* Start Dataset extract *
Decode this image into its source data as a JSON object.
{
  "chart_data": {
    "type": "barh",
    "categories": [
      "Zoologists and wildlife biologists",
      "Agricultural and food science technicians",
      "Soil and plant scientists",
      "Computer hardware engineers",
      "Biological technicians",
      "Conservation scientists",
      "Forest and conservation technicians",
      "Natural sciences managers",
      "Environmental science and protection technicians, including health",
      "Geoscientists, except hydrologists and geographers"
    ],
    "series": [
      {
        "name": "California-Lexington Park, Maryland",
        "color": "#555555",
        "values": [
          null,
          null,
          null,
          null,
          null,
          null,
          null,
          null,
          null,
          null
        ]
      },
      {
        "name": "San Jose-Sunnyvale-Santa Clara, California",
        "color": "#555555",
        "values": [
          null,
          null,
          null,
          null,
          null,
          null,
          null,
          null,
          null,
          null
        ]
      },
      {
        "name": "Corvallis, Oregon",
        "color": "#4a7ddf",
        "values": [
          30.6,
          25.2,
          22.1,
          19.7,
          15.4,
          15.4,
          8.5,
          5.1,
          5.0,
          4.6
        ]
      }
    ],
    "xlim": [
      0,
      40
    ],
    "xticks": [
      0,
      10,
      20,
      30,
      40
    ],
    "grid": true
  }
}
* End Dataset extract *
[Aim]:
Search the records for the string "name" and return every line in which it occurs.

[In response]:
        "name": "California-Lexington Park, Maryland",
        "name": "San Jose-Sunnyvale-Santa Clara, California",
        "name": "Corvallis, Oregon",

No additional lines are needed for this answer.